▶ [Brief]
Provide an exact transcription of all the records.

▶ [Data lines]
+-------+

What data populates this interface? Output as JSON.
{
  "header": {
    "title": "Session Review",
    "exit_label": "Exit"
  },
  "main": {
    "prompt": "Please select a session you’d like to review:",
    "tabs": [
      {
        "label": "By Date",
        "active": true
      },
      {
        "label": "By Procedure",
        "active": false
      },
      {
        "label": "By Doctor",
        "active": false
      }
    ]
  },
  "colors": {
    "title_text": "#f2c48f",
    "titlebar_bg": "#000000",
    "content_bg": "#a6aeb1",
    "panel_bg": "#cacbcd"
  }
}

+-------+

▶ [Solution for this task]
What data populates this interface? Output as JSON.
{
  "header": {
    "title": "Session Review",
    "exit_label": "Exit"
  },
  "main": {
    "prompt": "Please select a session you’d like to review:",
    "tabs": [
      {
        "label": "By Date",
        "active": true
      },
      {
        "label": "By Procedure",
        "active": false
      },
      {
        "label": "By Doctor",
        "active": false
      }
    ]
  },
  "colors": {
    "title_text": "#f2c48f",
    "titlebar_bg": "#000000",
    "content_bg": "#a6aeb1",
    "panel_bg": "#cacbcd"
  }
}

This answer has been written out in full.